-- Begin Stored records --

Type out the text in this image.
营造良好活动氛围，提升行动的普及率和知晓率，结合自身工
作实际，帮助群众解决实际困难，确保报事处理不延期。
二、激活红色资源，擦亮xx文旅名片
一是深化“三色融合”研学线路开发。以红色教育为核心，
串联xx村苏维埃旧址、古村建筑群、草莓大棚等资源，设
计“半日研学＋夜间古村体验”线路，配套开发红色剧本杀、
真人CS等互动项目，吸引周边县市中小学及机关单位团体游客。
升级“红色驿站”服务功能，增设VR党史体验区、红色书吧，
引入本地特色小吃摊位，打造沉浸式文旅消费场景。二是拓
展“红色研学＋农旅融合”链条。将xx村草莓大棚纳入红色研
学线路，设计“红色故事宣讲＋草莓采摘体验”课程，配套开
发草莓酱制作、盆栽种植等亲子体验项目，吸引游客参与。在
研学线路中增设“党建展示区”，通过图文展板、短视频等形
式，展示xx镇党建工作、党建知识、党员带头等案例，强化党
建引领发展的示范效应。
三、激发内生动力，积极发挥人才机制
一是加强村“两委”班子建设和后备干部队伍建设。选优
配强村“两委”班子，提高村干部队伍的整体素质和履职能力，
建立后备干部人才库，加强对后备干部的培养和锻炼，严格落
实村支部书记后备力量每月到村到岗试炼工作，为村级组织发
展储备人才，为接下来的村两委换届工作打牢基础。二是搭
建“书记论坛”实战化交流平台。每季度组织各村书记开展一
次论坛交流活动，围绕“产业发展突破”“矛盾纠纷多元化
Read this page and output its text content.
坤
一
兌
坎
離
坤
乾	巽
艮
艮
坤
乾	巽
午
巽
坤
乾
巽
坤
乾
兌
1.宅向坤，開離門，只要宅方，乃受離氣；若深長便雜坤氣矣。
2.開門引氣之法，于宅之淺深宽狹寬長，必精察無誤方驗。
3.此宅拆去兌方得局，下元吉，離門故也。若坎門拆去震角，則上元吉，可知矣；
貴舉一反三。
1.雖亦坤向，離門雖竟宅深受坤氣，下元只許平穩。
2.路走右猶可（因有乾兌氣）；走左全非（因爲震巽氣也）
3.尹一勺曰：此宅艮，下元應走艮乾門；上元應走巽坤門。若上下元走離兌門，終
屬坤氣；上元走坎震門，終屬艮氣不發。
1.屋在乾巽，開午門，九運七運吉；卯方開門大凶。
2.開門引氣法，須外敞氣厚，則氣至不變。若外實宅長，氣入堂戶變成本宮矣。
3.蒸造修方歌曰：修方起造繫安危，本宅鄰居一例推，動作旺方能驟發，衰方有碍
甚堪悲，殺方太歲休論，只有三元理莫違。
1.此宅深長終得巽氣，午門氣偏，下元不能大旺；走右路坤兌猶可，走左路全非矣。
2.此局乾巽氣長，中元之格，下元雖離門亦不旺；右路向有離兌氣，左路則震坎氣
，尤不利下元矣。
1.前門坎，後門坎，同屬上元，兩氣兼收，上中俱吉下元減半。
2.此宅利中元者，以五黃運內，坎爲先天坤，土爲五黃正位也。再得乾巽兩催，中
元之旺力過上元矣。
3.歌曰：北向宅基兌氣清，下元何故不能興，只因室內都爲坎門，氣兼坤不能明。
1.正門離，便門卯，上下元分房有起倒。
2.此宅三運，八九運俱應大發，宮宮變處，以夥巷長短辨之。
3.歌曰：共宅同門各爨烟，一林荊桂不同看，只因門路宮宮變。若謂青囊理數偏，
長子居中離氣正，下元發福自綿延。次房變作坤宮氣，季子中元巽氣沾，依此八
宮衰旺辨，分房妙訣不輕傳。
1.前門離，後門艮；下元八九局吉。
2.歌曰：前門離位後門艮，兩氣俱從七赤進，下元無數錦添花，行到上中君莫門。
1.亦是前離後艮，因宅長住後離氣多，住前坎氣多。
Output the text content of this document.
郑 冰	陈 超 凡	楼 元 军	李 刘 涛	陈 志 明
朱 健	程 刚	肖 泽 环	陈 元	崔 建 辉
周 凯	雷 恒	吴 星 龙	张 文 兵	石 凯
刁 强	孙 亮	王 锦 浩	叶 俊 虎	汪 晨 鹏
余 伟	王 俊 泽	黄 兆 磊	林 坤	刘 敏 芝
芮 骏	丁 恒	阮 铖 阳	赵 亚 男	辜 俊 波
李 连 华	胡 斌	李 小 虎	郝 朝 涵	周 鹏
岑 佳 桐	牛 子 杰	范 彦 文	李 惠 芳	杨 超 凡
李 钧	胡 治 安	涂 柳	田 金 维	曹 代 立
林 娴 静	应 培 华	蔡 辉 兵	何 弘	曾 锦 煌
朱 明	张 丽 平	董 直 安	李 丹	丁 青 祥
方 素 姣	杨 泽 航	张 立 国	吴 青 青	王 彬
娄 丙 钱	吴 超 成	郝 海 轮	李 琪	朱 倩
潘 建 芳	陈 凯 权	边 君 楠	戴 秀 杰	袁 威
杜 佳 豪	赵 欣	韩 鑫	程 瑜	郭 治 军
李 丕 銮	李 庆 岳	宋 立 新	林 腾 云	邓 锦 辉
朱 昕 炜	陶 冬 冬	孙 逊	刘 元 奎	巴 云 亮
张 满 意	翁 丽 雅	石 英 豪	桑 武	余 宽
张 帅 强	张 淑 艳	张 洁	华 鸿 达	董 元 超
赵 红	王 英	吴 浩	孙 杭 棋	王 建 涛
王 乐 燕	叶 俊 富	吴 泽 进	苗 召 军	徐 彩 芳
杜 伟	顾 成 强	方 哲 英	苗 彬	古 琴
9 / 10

-- End Stored records --

**Work to do**: Pull every line containing the word "this" out of the entries above.

**Response to the task**:
Type out the text in this image.
Read this page and output its text content.
Output the text content of this document.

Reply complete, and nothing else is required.